* [PROMPT]:
Omit all images, then return the remaining material exactly as it stands.
──────── RECORDS TO USE ────────
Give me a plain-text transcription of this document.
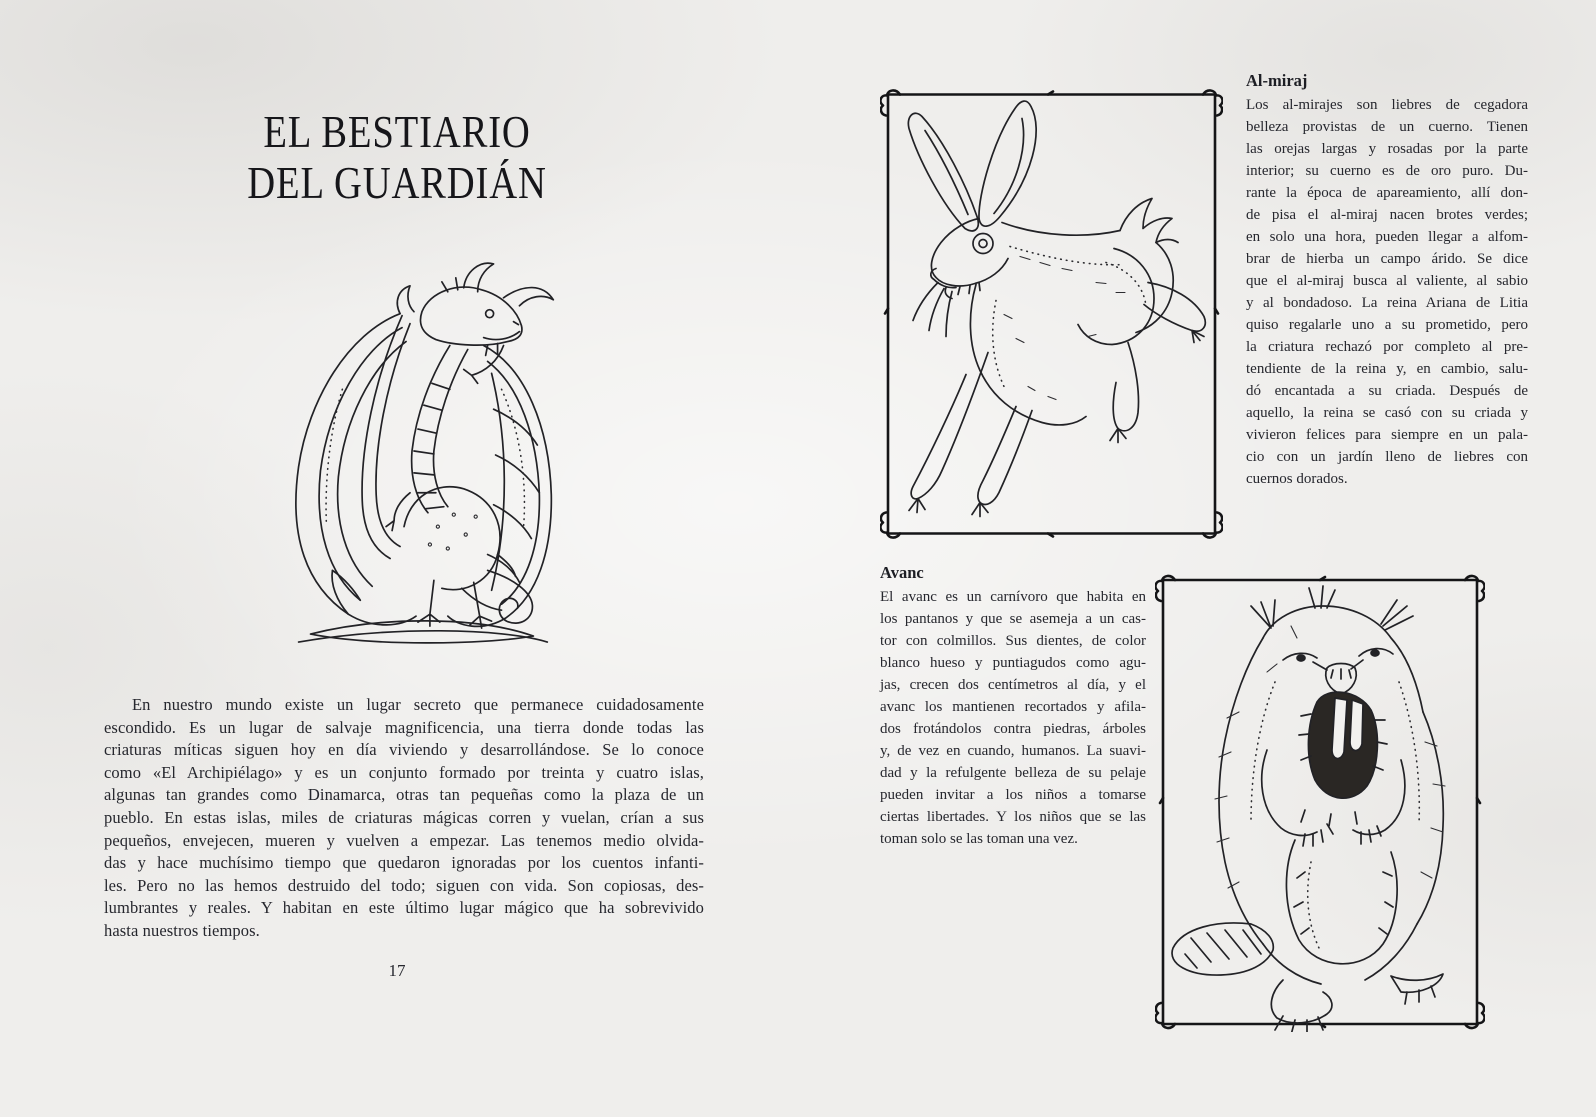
EL BESTIARIO
DEL GUARDIÁN
En nuestro mundo existe un lugar secreto que permanece cuidadosamente
escondido. Es un lugar de salvaje magnificencia, una tierra donde todas las
criaturas míticas siguen hoy en día viviendo y desarrollándose. Se lo conoce
como «El Archipiélago» y es un conjunto formado por treinta y cuatro islas,
algunas tan grandes como Dinamarca, otras tan pequeñas como la plaza de un
pueblo. En estas islas, miles de criaturas mágicas corren y vuelan, crían a sus
pequeños, envejecen, mueren y vuelven a empezar. Las tenemos medio olvida-
das y hace muchísimo tiempo que quedaron ignoradas por los cuentos infanti-
les. Pero no las hemos destruido del todo; siguen con vida. Son copiosas, des-
lumbrantes y reales. Y habitan en este último lugar mágico que ha sobrevivido
hasta nuestros tiempos.
17
Al-miraj
Los al-mirajes son liebres de cegadora
belleza provistas de un cuerno. Tienen
las orejas largas y rosadas por la parte
interior; su cuerno es de oro puro. Du-
rante la época de apareamiento, allí don-
de pisa el al-miraj nacen brotes verdes;
en solo una hora, pueden llegar a alfom-
brar de hierba un campo árido. Se dice
que el al-miraj busca al valiente, al sabio
y al bondadoso. La reina Ariana de Litia
quiso regalarle uno a su prometido, pero
la criatura rechazó por completo al pre-
tendiente de la reina y, en cambio, salu-
dó encantada a su criada. Después de
aquello, la reina se casó con su criada y
vivieron felices para siempre en un pala-
cio con un jardín lleno de liebres con
cuernos dorados.
Avanc
El avanc es un carnívoro que habita en
los pantanos y que se asemeja a un cas-
tor con colmillos. Sus dientes, de color
blanco hueso y puntiagudos como agu-
jas, crecen dos centímetros al día, y el
avanc los mantienen recortados y afila-
dos frotándolos contra piedras, árboles
y, de vez en cuando, humanos. La suavi-
dad y la refulgente belleza de su pelaje
pueden invitar a los niños a tomarse
ciertas libertades. Y los niños que se las
toman solo se las toman una vez.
────────
* [RESULT OF THIS EXERCISE]:
Give me a plain-text transcription of this document.
EL BESTIARIO
DEL GUARDIÁN
En nuestro mundo existe un lugar secreto que permanece cuidadosamente
escondido. Es un lugar de salvaje magnificencia, una tierra donde todas las
criaturas míticas siguen hoy en día viviendo y desarrollándose. Se lo conoce
como «El Archipiélago» y es un conjunto formado por treinta y cuatro islas,
algunas tan grandes como Dinamarca, otras tan pequeñas como la plaza de un
pueblo. En estas islas, miles de criaturas mágicas corren y vuelan, crían a sus
pequeños, envejecen, mueren y vuelven a empezar. Las tenemos medio olvida-
das y hace muchísimo tiempo que quedaron ignoradas por los cuentos infanti-
les. Pero no las hemos destruido del todo; siguen con vida. Son copiosas, des-
lumbrantes y reales. Y habitan en este último lugar mágico que ha sobrevivido
hasta nuestros tiempos.
17
Al-miraj
Los al-mirajes son liebres de cegadora
belleza provistas de un cuerno. Tienen
las orejas largas y rosadas por la parte
interior; su cuerno es de oro puro. Du-
rante la época de apareamiento, allí don-
de pisa el al-miraj nacen brotes verdes;
en solo una hora, pueden llegar a alfom-
brar de hierba un campo árido. Se dice
que el al-miraj busca al valiente, al sabio
y al bondadoso. La reina Ariana de Litia
quiso regalarle uno a su prometido, pero
la criatura rechazó por completo al pre-
tendiente de la reina y, en cambio, salu-
dó encantada a su criada. Después de
aquello, la reina se casó con su criada y
vivieron felices para siempre en un pala-
cio con un jardín lleno de liebres con
cuernos dorados.
Avanc
El avanc es un carnívoro que habita en
los pantanos y que se asemeja a un cas-
tor con colmillos. Sus dientes, de color
blanco hueso y puntiagudos como agu-
jas, crecen dos centímetros al día, y el
avanc los mantienen recortados y afila-
dos frotándolos contra piedras, árboles
y, de vez en cuando, humanos. La suavi-
dad y la refulgente belleza de su pelaje
pueden invitar a los niños a tomarse
ciertas libertades. Y los niños que se las
toman solo se las toman una vez.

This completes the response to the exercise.